**EXERCISE**
Write out, unchanged, the lines below from the first one through the line containing "reply-button[interactable]: [401, 158, 449, 208]", with both of those lines included.

**Layout records**
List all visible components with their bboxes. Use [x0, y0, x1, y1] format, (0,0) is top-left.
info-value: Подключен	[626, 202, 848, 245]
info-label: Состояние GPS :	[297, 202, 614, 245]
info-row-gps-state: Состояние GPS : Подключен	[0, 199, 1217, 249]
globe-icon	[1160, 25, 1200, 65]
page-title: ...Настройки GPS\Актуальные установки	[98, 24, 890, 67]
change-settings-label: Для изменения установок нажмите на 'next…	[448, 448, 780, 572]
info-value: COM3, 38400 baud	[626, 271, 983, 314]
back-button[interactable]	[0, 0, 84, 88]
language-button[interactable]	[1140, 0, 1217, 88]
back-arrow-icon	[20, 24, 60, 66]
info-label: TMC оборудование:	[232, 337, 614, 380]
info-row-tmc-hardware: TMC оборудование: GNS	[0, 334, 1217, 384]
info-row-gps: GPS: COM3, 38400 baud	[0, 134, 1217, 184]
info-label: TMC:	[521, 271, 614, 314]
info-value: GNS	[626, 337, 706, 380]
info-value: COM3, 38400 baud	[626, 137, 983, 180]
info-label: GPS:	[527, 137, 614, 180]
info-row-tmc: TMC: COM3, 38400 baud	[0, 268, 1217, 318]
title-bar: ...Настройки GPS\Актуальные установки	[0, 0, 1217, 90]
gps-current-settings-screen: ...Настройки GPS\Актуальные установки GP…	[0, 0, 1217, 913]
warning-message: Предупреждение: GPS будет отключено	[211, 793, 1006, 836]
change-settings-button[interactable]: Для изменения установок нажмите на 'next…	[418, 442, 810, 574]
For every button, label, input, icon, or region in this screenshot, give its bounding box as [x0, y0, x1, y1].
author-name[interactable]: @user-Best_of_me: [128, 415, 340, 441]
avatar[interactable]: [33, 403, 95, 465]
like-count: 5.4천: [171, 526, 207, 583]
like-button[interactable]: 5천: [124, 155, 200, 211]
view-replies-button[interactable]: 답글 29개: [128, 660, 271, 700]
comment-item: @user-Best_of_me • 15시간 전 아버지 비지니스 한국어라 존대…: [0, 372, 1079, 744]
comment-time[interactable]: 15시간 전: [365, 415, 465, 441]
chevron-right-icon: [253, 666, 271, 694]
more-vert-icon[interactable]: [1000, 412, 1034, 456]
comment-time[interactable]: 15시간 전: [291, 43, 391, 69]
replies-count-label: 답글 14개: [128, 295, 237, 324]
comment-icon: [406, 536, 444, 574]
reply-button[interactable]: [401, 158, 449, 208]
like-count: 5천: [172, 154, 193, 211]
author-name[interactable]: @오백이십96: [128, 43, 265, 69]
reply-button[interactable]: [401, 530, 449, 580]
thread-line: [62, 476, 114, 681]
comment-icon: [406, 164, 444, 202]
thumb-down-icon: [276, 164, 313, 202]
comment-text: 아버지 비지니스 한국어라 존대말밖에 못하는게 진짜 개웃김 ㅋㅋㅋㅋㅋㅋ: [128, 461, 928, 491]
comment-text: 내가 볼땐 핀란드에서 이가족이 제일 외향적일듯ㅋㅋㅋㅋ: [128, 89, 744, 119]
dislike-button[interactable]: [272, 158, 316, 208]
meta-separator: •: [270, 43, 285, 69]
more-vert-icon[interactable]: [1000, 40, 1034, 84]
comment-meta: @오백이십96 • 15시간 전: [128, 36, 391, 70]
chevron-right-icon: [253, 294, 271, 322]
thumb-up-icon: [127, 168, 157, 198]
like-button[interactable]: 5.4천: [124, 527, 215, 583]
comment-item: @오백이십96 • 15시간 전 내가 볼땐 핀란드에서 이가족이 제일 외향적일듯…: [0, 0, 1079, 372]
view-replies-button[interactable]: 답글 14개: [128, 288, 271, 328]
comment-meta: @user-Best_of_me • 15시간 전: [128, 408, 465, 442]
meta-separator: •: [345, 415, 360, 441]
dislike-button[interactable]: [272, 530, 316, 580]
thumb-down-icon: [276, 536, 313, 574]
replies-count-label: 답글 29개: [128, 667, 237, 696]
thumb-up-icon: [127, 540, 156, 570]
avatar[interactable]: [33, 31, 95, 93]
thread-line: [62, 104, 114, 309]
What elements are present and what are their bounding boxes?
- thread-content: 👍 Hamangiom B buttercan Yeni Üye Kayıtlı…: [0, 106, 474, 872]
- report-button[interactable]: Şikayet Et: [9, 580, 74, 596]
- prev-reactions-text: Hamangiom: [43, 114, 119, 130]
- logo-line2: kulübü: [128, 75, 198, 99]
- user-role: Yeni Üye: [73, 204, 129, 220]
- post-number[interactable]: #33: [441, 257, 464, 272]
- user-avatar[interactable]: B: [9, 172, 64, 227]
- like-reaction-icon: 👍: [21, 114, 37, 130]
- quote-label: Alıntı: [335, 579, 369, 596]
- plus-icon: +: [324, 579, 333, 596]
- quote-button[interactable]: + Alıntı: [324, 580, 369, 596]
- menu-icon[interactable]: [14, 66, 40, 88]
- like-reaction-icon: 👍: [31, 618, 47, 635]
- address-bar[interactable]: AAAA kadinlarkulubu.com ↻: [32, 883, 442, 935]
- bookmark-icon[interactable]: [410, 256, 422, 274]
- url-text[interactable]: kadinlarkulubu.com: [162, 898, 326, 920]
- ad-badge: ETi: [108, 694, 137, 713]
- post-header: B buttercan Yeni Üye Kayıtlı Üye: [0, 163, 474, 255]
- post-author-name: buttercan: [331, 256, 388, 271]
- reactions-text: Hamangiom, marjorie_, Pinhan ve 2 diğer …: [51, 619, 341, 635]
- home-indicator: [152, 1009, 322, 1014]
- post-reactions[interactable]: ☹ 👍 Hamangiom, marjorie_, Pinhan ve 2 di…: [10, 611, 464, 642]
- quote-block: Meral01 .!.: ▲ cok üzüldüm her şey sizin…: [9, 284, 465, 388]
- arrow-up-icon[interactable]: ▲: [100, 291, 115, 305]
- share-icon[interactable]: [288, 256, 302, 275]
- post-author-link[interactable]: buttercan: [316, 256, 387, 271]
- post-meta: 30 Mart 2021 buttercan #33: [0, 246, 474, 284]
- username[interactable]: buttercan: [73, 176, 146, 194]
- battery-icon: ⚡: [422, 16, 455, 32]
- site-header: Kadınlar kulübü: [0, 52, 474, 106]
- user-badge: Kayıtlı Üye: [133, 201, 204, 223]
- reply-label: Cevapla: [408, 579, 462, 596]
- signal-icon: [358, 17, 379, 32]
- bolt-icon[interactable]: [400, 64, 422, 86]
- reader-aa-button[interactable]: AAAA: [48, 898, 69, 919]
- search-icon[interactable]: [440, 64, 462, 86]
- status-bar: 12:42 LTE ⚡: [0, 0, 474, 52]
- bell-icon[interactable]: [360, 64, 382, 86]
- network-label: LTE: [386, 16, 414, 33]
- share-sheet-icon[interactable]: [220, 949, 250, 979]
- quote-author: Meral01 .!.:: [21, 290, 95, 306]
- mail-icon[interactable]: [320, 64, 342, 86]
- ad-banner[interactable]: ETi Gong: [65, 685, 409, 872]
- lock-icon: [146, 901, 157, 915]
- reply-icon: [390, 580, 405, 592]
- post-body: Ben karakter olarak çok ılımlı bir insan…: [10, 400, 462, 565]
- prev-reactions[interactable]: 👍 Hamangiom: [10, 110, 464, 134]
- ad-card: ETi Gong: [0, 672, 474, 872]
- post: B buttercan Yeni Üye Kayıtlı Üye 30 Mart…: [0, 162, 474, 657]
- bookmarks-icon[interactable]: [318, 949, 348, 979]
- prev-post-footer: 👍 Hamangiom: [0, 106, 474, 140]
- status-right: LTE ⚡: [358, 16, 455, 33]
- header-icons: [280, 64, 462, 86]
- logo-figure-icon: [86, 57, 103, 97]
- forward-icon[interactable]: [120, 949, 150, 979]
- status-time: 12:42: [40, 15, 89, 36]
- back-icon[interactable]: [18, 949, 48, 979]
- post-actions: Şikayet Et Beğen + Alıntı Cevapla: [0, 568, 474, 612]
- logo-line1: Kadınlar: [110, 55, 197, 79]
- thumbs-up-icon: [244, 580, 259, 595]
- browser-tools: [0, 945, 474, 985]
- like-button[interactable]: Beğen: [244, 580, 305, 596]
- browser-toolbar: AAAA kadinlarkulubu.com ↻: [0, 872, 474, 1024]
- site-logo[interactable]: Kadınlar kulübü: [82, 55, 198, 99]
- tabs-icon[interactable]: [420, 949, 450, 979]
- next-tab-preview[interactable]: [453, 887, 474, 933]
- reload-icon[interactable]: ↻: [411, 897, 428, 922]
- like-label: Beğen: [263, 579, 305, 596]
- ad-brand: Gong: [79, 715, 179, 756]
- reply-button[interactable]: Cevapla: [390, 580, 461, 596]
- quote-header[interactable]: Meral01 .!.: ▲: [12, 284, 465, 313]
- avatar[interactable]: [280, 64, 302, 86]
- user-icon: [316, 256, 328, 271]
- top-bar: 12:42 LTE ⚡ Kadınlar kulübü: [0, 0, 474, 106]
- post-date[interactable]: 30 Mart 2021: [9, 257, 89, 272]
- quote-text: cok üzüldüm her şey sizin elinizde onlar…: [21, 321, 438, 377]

**WRITTEN SOLUTION**
List all visible components with their bboxes. Use [x0, y0, x1, y1] format, (0,0) is top-left.
info-value: Подключен	[626, 202, 848, 245]
info-label: Состояние GPS :	[297, 202, 614, 245]
info-row-gps-state: Состояние GPS : Подключен	[0, 199, 1217, 249]
globe-icon	[1160, 25, 1200, 65]
page-title: ...Настройки GPS\Актуальные установки	[98, 24, 890, 67]
change-settings-label: Для изменения установок нажмите на 'next…	[448, 448, 780, 572]
info-value: COM3, 38400 baud	[626, 271, 983, 314]
back-button[interactable]	[0, 0, 84, 88]
language-button[interactable]	[1140, 0, 1217, 88]
back-arrow-icon	[20, 24, 60, 66]
info-label: TMC оборудование:	[232, 337, 614, 380]
info-row-tmc-hardware: TMC оборудование: GNS	[0, 334, 1217, 384]
info-row-gps: GPS: COM3, 38400 baud	[0, 134, 1217, 184]
info-label: TMC:	[521, 271, 614, 314]
info-value: GNS	[626, 337, 706, 380]
info-value: COM3, 38400 baud	[626, 137, 983, 180]
info-label: GPS:	[527, 137, 614, 180]
info-row-tmc: TMC: COM3, 38400 baud	[0, 268, 1217, 318]
title-bar: ...Настройки GPS\Актуальные установки	[0, 0, 1217, 90]
gps-current-settings-screen: ...Настройки GPS\Актуальные установки GP…	[0, 0, 1217, 913]
warning-message: Предупреждение: GPS будет отключено	[211, 793, 1006, 836]
change-settings-button[interactable]: Для изменения установок нажмите на 'next…	[418, 442, 810, 574]
For every button, label, input, icon, or region in this screenshot, give its bounding box as [x0, y0, x1, y1].
author-name[interactable]: @user-Best_of_me: [128, 415, 340, 441]
avatar[interactable]: [33, 403, 95, 465]
like-count: 5.4천: [171, 526, 207, 583]
like-button[interactable]: 5천: [124, 155, 200, 211]
view-replies-button[interactable]: 답글 29개: [128, 660, 271, 700]
comment-item: @user-Best_of_me • 15시간 전 아버지 비지니스 한국어라 존대…: [0, 372, 1079, 744]
comment-time[interactable]: 15시간 전: [365, 415, 465, 441]
chevron-right-icon: [253, 666, 271, 694]
more-vert-icon[interactable]: [1000, 412, 1034, 456]
comment-time[interactable]: 15시간 전: [291, 43, 391, 69]
replies-count-label: 답글 14개: [128, 295, 237, 324]
comment-icon: [406, 536, 444, 574]
reply-button[interactable]: [401, 158, 449, 208]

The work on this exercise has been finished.